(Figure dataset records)
== == ==

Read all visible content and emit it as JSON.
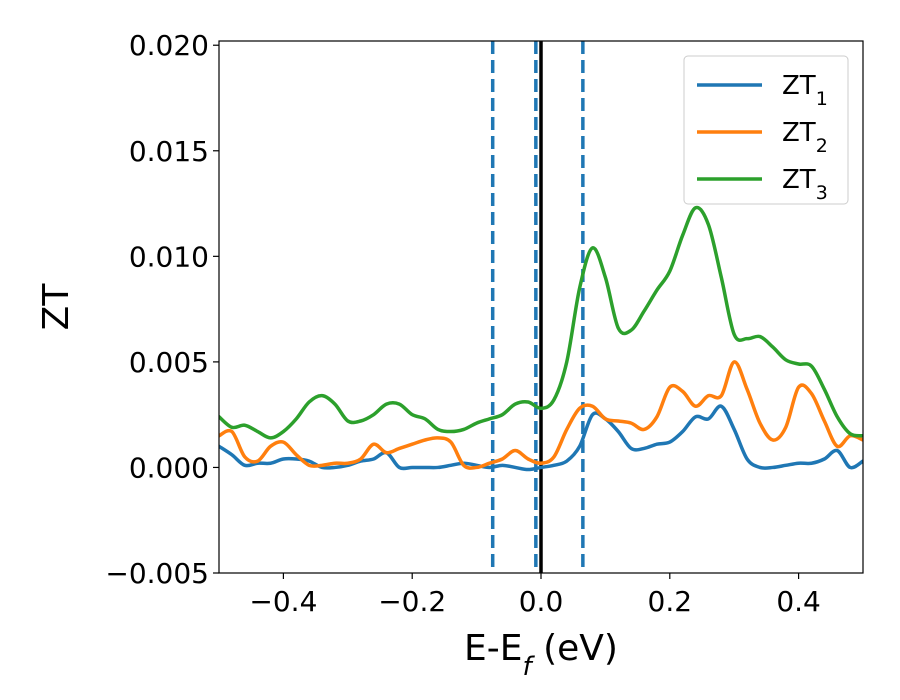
{
  "chart_data": {
    "type": "line",
    "title": "",
    "xlabel": "E-E",
    "xlabel_sub": "f",
    "xlabel_unit": " (eV)",
    "ylabel": "ZT",
    "xlim": [
      -0.5,
      0.5
    ],
    "ylim": [
      -0.005,
      0.0202
    ],
    "xticks": [
      -0.4,
      -0.2,
      0.0,
      0.2,
      0.4
    ],
    "xtick_labels": [
      "−0.4",
      "−0.2",
      "0.0",
      "0.2",
      "0.4"
    ],
    "yticks": [
      -0.005,
      0.0,
      0.005,
      0.01,
      0.015,
      0.02
    ],
    "ytick_labels": [
      "−0.005",
      "0.000",
      "0.005",
      "0.010",
      "0.015",
      "0.020"
    ],
    "grid": false,
    "legend_position": "top-right",
    "vertical_lines": [
      {
        "x": -0.075,
        "style": "dashed",
        "color": "#1f77b4"
      },
      {
        "x": -0.008,
        "style": "dashed",
        "color": "#1f77b4"
      },
      {
        "x": 0.0,
        "style": "solid",
        "color": "#000000"
      },
      {
        "x": 0.065,
        "style": "dashed",
        "color": "#1f77b4"
      }
    ],
    "series": [
      {
        "name": "ZT",
        "sub": "1",
        "color": "#1f77b4",
        "points": [
          [
            -0.5,
            0.001
          ],
          [
            -0.48,
            0.0006
          ],
          [
            -0.46,
            0.0001
          ],
          [
            -0.44,
            0.0002
          ],
          [
            -0.42,
            0.0002
          ],
          [
            -0.4,
            0.0004
          ],
          [
            -0.38,
            0.0004
          ],
          [
            -0.36,
            0.0003
          ],
          [
            -0.34,
            0.0
          ],
          [
            -0.32,
            0.0
          ],
          [
            -0.3,
            0.0001
          ],
          [
            -0.28,
            0.0003
          ],
          [
            -0.26,
            0.0004
          ],
          [
            -0.24,
            0.0007
          ],
          [
            -0.22,
            0.0
          ],
          [
            -0.2,
            0.0
          ],
          [
            -0.18,
            0.0
          ],
          [
            -0.16,
            0.0
          ],
          [
            -0.14,
            0.0001
          ],
          [
            -0.12,
            0.0002
          ],
          [
            -0.1,
            0.0001
          ],
          [
            -0.08,
            0.0
          ],
          [
            -0.06,
            0.0001
          ],
          [
            -0.04,
            0.0
          ],
          [
            -0.02,
            -0.0001
          ],
          [
            0.0,
            0.0
          ],
          [
            0.02,
            0.0001
          ],
          [
            0.04,
            0.0003
          ],
          [
            0.06,
            0.001
          ],
          [
            0.08,
            0.0025
          ],
          [
            0.1,
            0.0023
          ],
          [
            0.12,
            0.0017
          ],
          [
            0.14,
            0.0009
          ],
          [
            0.16,
            0.0009
          ],
          [
            0.18,
            0.0011
          ],
          [
            0.2,
            0.0012
          ],
          [
            0.22,
            0.0017
          ],
          [
            0.24,
            0.0024
          ],
          [
            0.26,
            0.0023
          ],
          [
            0.28,
            0.0029
          ],
          [
            0.3,
            0.0018
          ],
          [
            0.32,
            0.0004
          ],
          [
            0.34,
            0.0
          ],
          [
            0.36,
            0.0
          ],
          [
            0.38,
            0.0001
          ],
          [
            0.4,
            0.0002
          ],
          [
            0.42,
            0.0002
          ],
          [
            0.44,
            0.0004
          ],
          [
            0.46,
            0.0008
          ],
          [
            0.48,
            0.0
          ],
          [
            0.5,
            0.0003
          ]
        ]
      },
      {
        "name": "ZT",
        "sub": "2",
        "color": "#ff7f0e",
        "points": [
          [
            -0.5,
            0.0015
          ],
          [
            -0.48,
            0.0017
          ],
          [
            -0.46,
            0.0005
          ],
          [
            -0.44,
            0.0003
          ],
          [
            -0.42,
            0.001
          ],
          [
            -0.4,
            0.0012
          ],
          [
            -0.38,
            0.0006
          ],
          [
            -0.36,
            0.0001
          ],
          [
            -0.34,
            0.0001
          ],
          [
            -0.32,
            0.0002
          ],
          [
            -0.3,
            0.0002
          ],
          [
            -0.28,
            0.0004
          ],
          [
            -0.26,
            0.0011
          ],
          [
            -0.24,
            0.0007
          ],
          [
            -0.22,
            0.0009
          ],
          [
            -0.2,
            0.0011
          ],
          [
            -0.18,
            0.0013
          ],
          [
            -0.16,
            0.0014
          ],
          [
            -0.14,
            0.0012
          ],
          [
            -0.12,
            0.0001
          ],
          [
            -0.1,
            0.0
          ],
          [
            -0.08,
            0.0002
          ],
          [
            -0.06,
            0.0004
          ],
          [
            -0.04,
            0.0008
          ],
          [
            -0.02,
            0.0004
          ],
          [
            0.0,
            0.0002
          ],
          [
            0.02,
            0.0005
          ],
          [
            0.04,
            0.0018
          ],
          [
            0.06,
            0.0028
          ],
          [
            0.08,
            0.0029
          ],
          [
            0.1,
            0.0023
          ],
          [
            0.12,
            0.0022
          ],
          [
            0.14,
            0.0021
          ],
          [
            0.16,
            0.0018
          ],
          [
            0.18,
            0.0024
          ],
          [
            0.2,
            0.0038
          ],
          [
            0.22,
            0.0036
          ],
          [
            0.24,
            0.0029
          ],
          [
            0.26,
            0.0034
          ],
          [
            0.28,
            0.0034
          ],
          [
            0.3,
            0.005
          ],
          [
            0.32,
            0.0037
          ],
          [
            0.34,
            0.0021
          ],
          [
            0.36,
            0.0013
          ],
          [
            0.38,
            0.0019
          ],
          [
            0.4,
            0.0038
          ],
          [
            0.42,
            0.0035
          ],
          [
            0.44,
            0.0022
          ],
          [
            0.46,
            0.001
          ],
          [
            0.48,
            0.0015
          ],
          [
            0.5,
            0.0013
          ]
        ]
      },
      {
        "name": "ZT",
        "sub": "3",
        "color": "#2ca02c",
        "points": [
          [
            -0.5,
            0.0024
          ],
          [
            -0.48,
            0.0019
          ],
          [
            -0.46,
            0.002
          ],
          [
            -0.44,
            0.0017
          ],
          [
            -0.42,
            0.0014
          ],
          [
            -0.4,
            0.0017
          ],
          [
            -0.38,
            0.0023
          ],
          [
            -0.36,
            0.0031
          ],
          [
            -0.34,
            0.0034
          ],
          [
            -0.32,
            0.003
          ],
          [
            -0.3,
            0.0022
          ],
          [
            -0.28,
            0.0022
          ],
          [
            -0.26,
            0.0025
          ],
          [
            -0.24,
            0.003
          ],
          [
            -0.22,
            0.003
          ],
          [
            -0.2,
            0.0025
          ],
          [
            -0.18,
            0.0023
          ],
          [
            -0.16,
            0.0018
          ],
          [
            -0.14,
            0.0017
          ],
          [
            -0.12,
            0.0018
          ],
          [
            -0.1,
            0.0021
          ],
          [
            -0.08,
            0.0023
          ],
          [
            -0.06,
            0.0025
          ],
          [
            -0.04,
            0.003
          ],
          [
            -0.02,
            0.0031
          ],
          [
            0.0,
            0.0028
          ],
          [
            0.02,
            0.0032
          ],
          [
            0.04,
            0.005
          ],
          [
            0.06,
            0.0085
          ],
          [
            0.08,
            0.0104
          ],
          [
            0.1,
            0.009
          ],
          [
            0.12,
            0.0066
          ],
          [
            0.14,
            0.0065
          ],
          [
            0.16,
            0.0074
          ],
          [
            0.18,
            0.0084
          ],
          [
            0.2,
            0.0093
          ],
          [
            0.22,
            0.011
          ],
          [
            0.24,
            0.0123
          ],
          [
            0.26,
            0.0115
          ],
          [
            0.28,
            0.009
          ],
          [
            0.3,
            0.0063
          ],
          [
            0.32,
            0.0061
          ],
          [
            0.34,
            0.0062
          ],
          [
            0.36,
            0.0057
          ],
          [
            0.38,
            0.0051
          ],
          [
            0.4,
            0.0049
          ],
          [
            0.42,
            0.0048
          ],
          [
            0.44,
            0.0037
          ],
          [
            0.46,
            0.0024
          ],
          [
            0.48,
            0.0016
          ],
          [
            0.5,
            0.0015
          ]
        ]
      }
    ]
  }
}
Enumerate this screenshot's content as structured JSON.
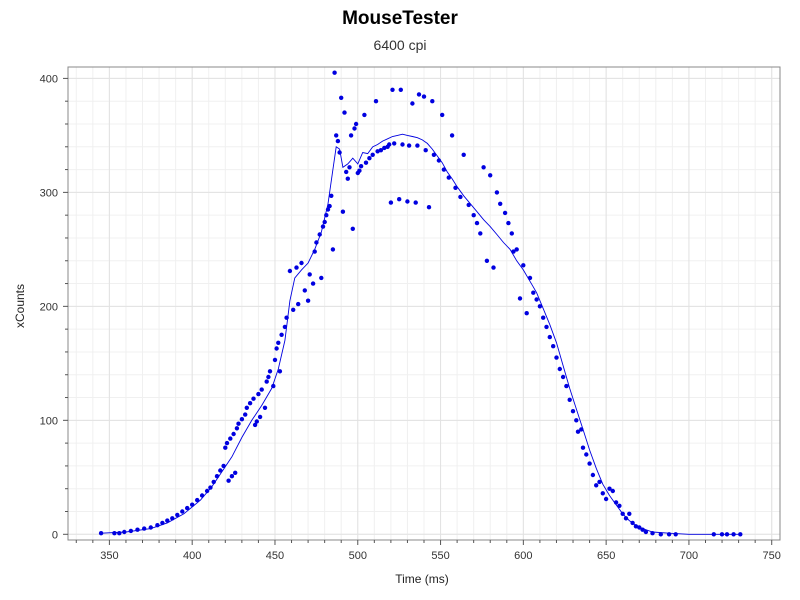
{
  "chart_data": {
    "type": "scatter",
    "title": "MouseTester",
    "subtitle": "6400 cpi",
    "xlabel": "Time (ms)",
    "ylabel": "xCounts",
    "xlim": [
      325,
      755
    ],
    "ylim": [
      -5,
      410
    ],
    "x_ticks": [
      350,
      400,
      450,
      500,
      550,
      600,
      650,
      700,
      750
    ],
    "y_ticks": [
      0,
      100,
      200,
      300,
      400
    ],
    "grid": true,
    "series_color": "#0000e0",
    "series": [
      {
        "type": "scatter",
        "points": [
          [
            345,
            1
          ],
          [
            353,
            1
          ],
          [
            356,
            1
          ],
          [
            359,
            2
          ],
          [
            363,
            3
          ],
          [
            367,
            4
          ],
          [
            371,
            5
          ],
          [
            375,
            6
          ],
          [
            379,
            8
          ],
          [
            382,
            10
          ],
          [
            385,
            12
          ],
          [
            388,
            14
          ],
          [
            391,
            17
          ],
          [
            394,
            20
          ],
          [
            397,
            23
          ],
          [
            400,
            26
          ],
          [
            403,
            30
          ],
          [
            406,
            34
          ],
          [
            409,
            38
          ],
          [
            411,
            41
          ],
          [
            413,
            46
          ],
          [
            415,
            51
          ],
          [
            417,
            56
          ],
          [
            419,
            60
          ],
          [
            420,
            76
          ],
          [
            421,
            80
          ],
          [
            422,
            47
          ],
          [
            423,
            84
          ],
          [
            424,
            51
          ],
          [
            425,
            88
          ],
          [
            426,
            54
          ],
          [
            427,
            93
          ],
          [
            428,
            97
          ],
          [
            430,
            101
          ],
          [
            432,
            105
          ],
          [
            433,
            111
          ],
          [
            435,
            115
          ],
          [
            437,
            119
          ],
          [
            438,
            96
          ],
          [
            439,
            99
          ],
          [
            440,
            123
          ],
          [
            441,
            103
          ],
          [
            442,
            127
          ],
          [
            444,
            111
          ],
          [
            445,
            134
          ],
          [
            446,
            138
          ],
          [
            447,
            143
          ],
          [
            449,
            130
          ],
          [
            450,
            153
          ],
          [
            451,
            163
          ],
          [
            452,
            168
          ],
          [
            453,
            143
          ],
          [
            454,
            175
          ],
          [
            456,
            182
          ],
          [
            457,
            190
          ],
          [
            459,
            231
          ],
          [
            461,
            197
          ],
          [
            463,
            234
          ],
          [
            464,
            202
          ],
          [
            466,
            238
          ],
          [
            468,
            214
          ],
          [
            470,
            205
          ],
          [
            471,
            228
          ],
          [
            473,
            220
          ],
          [
            474,
            248
          ],
          [
            475,
            256
          ],
          [
            477,
            263
          ],
          [
            478,
            225
          ],
          [
            479,
            270
          ],
          [
            480,
            274
          ],
          [
            481,
            280
          ],
          [
            482,
            285
          ],
          [
            483,
            288
          ],
          [
            484,
            297
          ],
          [
            485,
            250
          ],
          [
            486,
            405
          ],
          [
            487,
            350
          ],
          [
            488,
            345
          ],
          [
            489,
            335
          ],
          [
            490,
            383
          ],
          [
            491,
            283
          ],
          [
            492,
            370
          ],
          [
            493,
            318
          ],
          [
            494,
            312
          ],
          [
            495,
            322
          ],
          [
            496,
            350
          ],
          [
            497,
            268
          ],
          [
            498,
            356
          ],
          [
            499,
            360
          ],
          [
            500,
            317
          ],
          [
            501,
            319
          ],
          [
            502,
            323
          ],
          [
            504,
            368
          ],
          [
            505,
            326
          ],
          [
            507,
            330
          ],
          [
            509,
            333
          ],
          [
            511,
            380
          ],
          [
            512,
            336
          ],
          [
            514,
            337
          ],
          [
            516,
            339
          ],
          [
            518,
            340
          ],
          [
            519,
            342
          ],
          [
            520,
            291
          ],
          [
            521,
            390
          ],
          [
            522,
            343
          ],
          [
            525,
            294
          ],
          [
            526,
            390
          ],
          [
            527,
            342
          ],
          [
            530,
            292
          ],
          [
            531,
            341
          ],
          [
            533,
            378
          ],
          [
            535,
            291
          ],
          [
            536,
            341
          ],
          [
            537,
            386
          ],
          [
            540,
            384
          ],
          [
            541,
            337
          ],
          [
            543,
            287
          ],
          [
            545,
            380
          ],
          [
            546,
            333
          ],
          [
            549,
            328
          ],
          [
            551,
            368
          ],
          [
            552,
            320
          ],
          [
            555,
            313
          ],
          [
            557,
            350
          ],
          [
            559,
            304
          ],
          [
            562,
            296
          ],
          [
            564,
            333
          ],
          [
            567,
            289
          ],
          [
            570,
            280
          ],
          [
            572,
            273
          ],
          [
            574,
            264
          ],
          [
            576,
            322
          ],
          [
            578,
            240
          ],
          [
            580,
            315
          ],
          [
            582,
            234
          ],
          [
            584,
            300
          ],
          [
            586,
            290
          ],
          [
            589,
            282
          ],
          [
            591,
            273
          ],
          [
            593,
            264
          ],
          [
            594,
            248
          ],
          [
            596,
            250
          ],
          [
            598,
            207
          ],
          [
            600,
            236
          ],
          [
            602,
            194
          ],
          [
            604,
            225
          ],
          [
            606,
            212
          ],
          [
            608,
            206
          ],
          [
            610,
            200
          ],
          [
            612,
            190
          ],
          [
            614,
            182
          ],
          [
            616,
            173
          ],
          [
            618,
            165
          ],
          [
            620,
            155
          ],
          [
            622,
            145
          ],
          [
            624,
            138
          ],
          [
            626,
            130
          ],
          [
            628,
            118
          ],
          [
            630,
            108
          ],
          [
            632,
            100
          ],
          [
            633,
            90
          ],
          [
            635,
            92
          ],
          [
            636,
            76
          ],
          [
            638,
            70
          ],
          [
            640,
            62
          ],
          [
            642,
            52
          ],
          [
            644,
            43
          ],
          [
            646,
            46
          ],
          [
            648,
            36
          ],
          [
            650,
            31
          ],
          [
            652,
            40
          ],
          [
            654,
            38
          ],
          [
            656,
            28
          ],
          [
            658,
            25
          ],
          [
            660,
            18
          ],
          [
            662,
            14
          ],
          [
            664,
            18
          ],
          [
            666,
            10
          ],
          [
            668,
            7
          ],
          [
            670,
            6
          ],
          [
            672,
            4
          ],
          [
            674,
            2
          ],
          [
            678,
            1
          ],
          [
            683,
            0
          ],
          [
            688,
            0
          ],
          [
            692,
            0
          ],
          [
            715,
            0
          ],
          [
            720,
            0
          ],
          [
            723,
            0
          ],
          [
            727,
            0
          ],
          [
            731,
            0
          ]
        ]
      },
      {
        "type": "line",
        "points": [
          [
            345,
            1
          ],
          [
            360,
            2
          ],
          [
            375,
            5
          ],
          [
            385,
            10
          ],
          [
            395,
            18
          ],
          [
            405,
            30
          ],
          [
            412,
            42
          ],
          [
            418,
            55
          ],
          [
            424,
            68
          ],
          [
            430,
            85
          ],
          [
            436,
            100
          ],
          [
            442,
            113
          ],
          [
            448,
            128
          ],
          [
            452,
            145
          ],
          [
            456,
            170
          ],
          [
            459,
            205
          ],
          [
            462,
            225
          ],
          [
            466,
            232
          ],
          [
            470,
            238
          ],
          [
            474,
            250
          ],
          [
            478,
            265
          ],
          [
            482,
            290
          ],
          [
            485,
            320
          ],
          [
            487,
            340
          ],
          [
            489,
            338
          ],
          [
            491,
            322
          ],
          [
            494,
            325
          ],
          [
            497,
            330
          ],
          [
            500,
            325
          ],
          [
            503,
            335
          ],
          [
            506,
            334
          ],
          [
            509,
            340
          ],
          [
            512,
            342
          ],
          [
            515,
            345
          ],
          [
            518,
            347
          ],
          [
            521,
            349
          ],
          [
            524,
            350
          ],
          [
            527,
            351
          ],
          [
            530,
            350
          ],
          [
            533,
            349
          ],
          [
            536,
            348
          ],
          [
            539,
            346
          ],
          [
            542,
            343
          ],
          [
            545,
            338
          ],
          [
            548,
            332
          ],
          [
            551,
            326
          ],
          [
            554,
            318
          ],
          [
            557,
            312
          ],
          [
            560,
            305
          ],
          [
            564,
            297
          ],
          [
            568,
            290
          ],
          [
            572,
            283
          ],
          [
            576,
            276
          ],
          [
            580,
            270
          ],
          [
            584,
            263
          ],
          [
            588,
            256
          ],
          [
            592,
            250
          ],
          [
            596,
            240
          ],
          [
            600,
            232
          ],
          [
            604,
            222
          ],
          [
            608,
            212
          ],
          [
            612,
            198
          ],
          [
            616,
            184
          ],
          [
            620,
            168
          ],
          [
            624,
            148
          ],
          [
            628,
            128
          ],
          [
            632,
            110
          ],
          [
            636,
            92
          ],
          [
            640,
            74
          ],
          [
            644,
            58
          ],
          [
            648,
            44
          ],
          [
            652,
            34
          ],
          [
            656,
            26
          ],
          [
            660,
            18
          ],
          [
            664,
            12
          ],
          [
            668,
            8
          ],
          [
            672,
            5
          ],
          [
            678,
            2
          ],
          [
            688,
            1
          ],
          [
            700,
            0
          ],
          [
            715,
            0
          ],
          [
            730,
            0
          ]
        ]
      }
    ]
  }
}
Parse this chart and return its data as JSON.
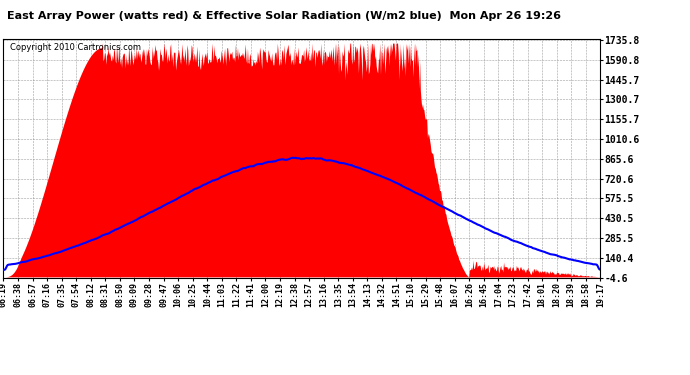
{
  "title": "East Array Power (watts red) & Effective Solar Radiation (W/m2 blue)  Mon Apr 26 19:26",
  "copyright": "Copyright 2010 Cartronics.com",
  "background_color": "#ffffff",
  "plot_bg_color": "#ffffff",
  "grid_color": "#888888",
  "red_color": "#ff0000",
  "blue_color": "#0000ff",
  "yticks": [
    1735.8,
    1590.8,
    1445.7,
    1300.7,
    1155.7,
    1010.6,
    865.6,
    720.6,
    575.5,
    430.5,
    285.5,
    140.4,
    -4.6
  ],
  "ymin": -4.6,
  "ymax": 1735.8,
  "xtick_labels": [
    "06:19",
    "06:38",
    "06:57",
    "07:16",
    "07:35",
    "07:54",
    "08:12",
    "08:31",
    "08:50",
    "09:09",
    "09:28",
    "09:47",
    "10:06",
    "10:25",
    "10:44",
    "11:03",
    "11:22",
    "11:41",
    "12:00",
    "12:19",
    "12:38",
    "12:57",
    "13:16",
    "13:35",
    "13:54",
    "14:13",
    "14:32",
    "14:51",
    "15:10",
    "15:29",
    "15:48",
    "16:07",
    "16:26",
    "16:45",
    "17:04",
    "17:23",
    "17:42",
    "18:01",
    "18:20",
    "18:39",
    "18:58",
    "19:17"
  ],
  "num_points": 840,
  "power_peak": 1680.0,
  "solar_peak": 870.0
}
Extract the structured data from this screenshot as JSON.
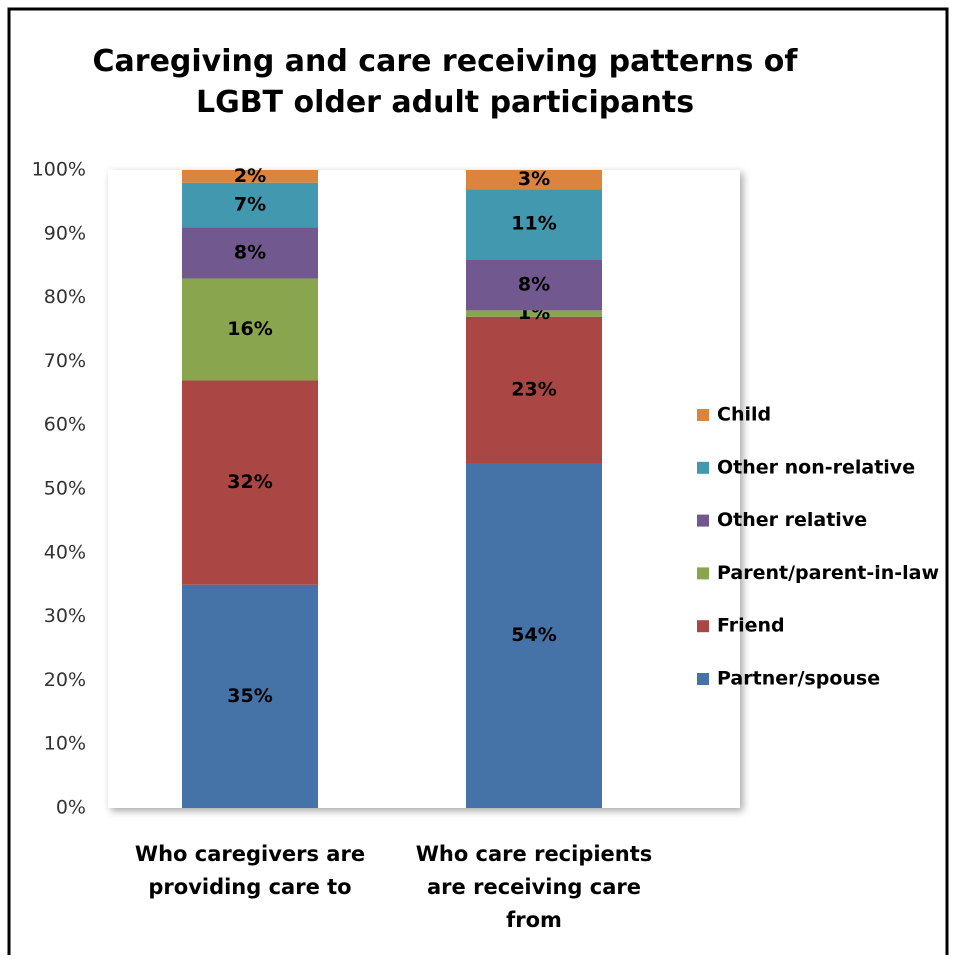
{
  "chart_data": {
    "type": "stacked_bar",
    "title": "Caregiving and care receiving patterns of LGBT older adult participants",
    "categories": [
      "Who caregivers are providing care to",
      "Who care recipients are receiving care from"
    ],
    "series": [
      {
        "name": "Partner/spouse",
        "color": "#4572a7",
        "values": [
          35,
          54
        ],
        "value_labels": [
          "35%",
          "54%"
        ]
      },
      {
        "name": "Friend",
        "color": "#aa4643",
        "values": [
          32,
          23
        ],
        "value_labels": [
          "32%",
          "23%"
        ]
      },
      {
        "name": "Parent/parent-in-law",
        "color": "#89a54e",
        "values": [
          16,
          1
        ],
        "value_labels": [
          "16%",
          "1%"
        ]
      },
      {
        "name": "Other relative",
        "color": "#71588f",
        "values": [
          8,
          8
        ],
        "value_labels": [
          "8%",
          "8%"
        ]
      },
      {
        "name": "Other non-relative",
        "color": "#4198af",
        "values": [
          7,
          11
        ],
        "value_labels": [
          "7%",
          "11%"
        ]
      },
      {
        "name": "Child",
        "color": "#db843d",
        "values": [
          2,
          3
        ],
        "value_labels": [
          "2%",
          "3%"
        ]
      }
    ],
    "ylim": [
      0,
      100
    ],
    "yticks": [
      {
        "value": 0,
        "label": "0%"
      },
      {
        "value": 10,
        "label": "10%"
      },
      {
        "value": 20,
        "label": "20%"
      },
      {
        "value": 30,
        "label": "30%"
      },
      {
        "value": 40,
        "label": "40%"
      },
      {
        "value": 50,
        "label": "50%"
      },
      {
        "value": 60,
        "label": "60%"
      },
      {
        "value": 70,
        "label": "70%"
      },
      {
        "value": 80,
        "label": "80%"
      },
      {
        "value": 90,
        "label": "90%"
      },
      {
        "value": 100,
        "label": "100%"
      }
    ],
    "legend": "right"
  }
}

== == ==

* **DESCRIPTION OF THE TASK**:
Pull out all lines from the entries above in which the word "receiving" appears.

* **ANSWER TO THE PROBLEM**:
    "title": "Caregiving and care receiving patterns of LGBT older adult participants",
      "Who care recipients are receiving care from"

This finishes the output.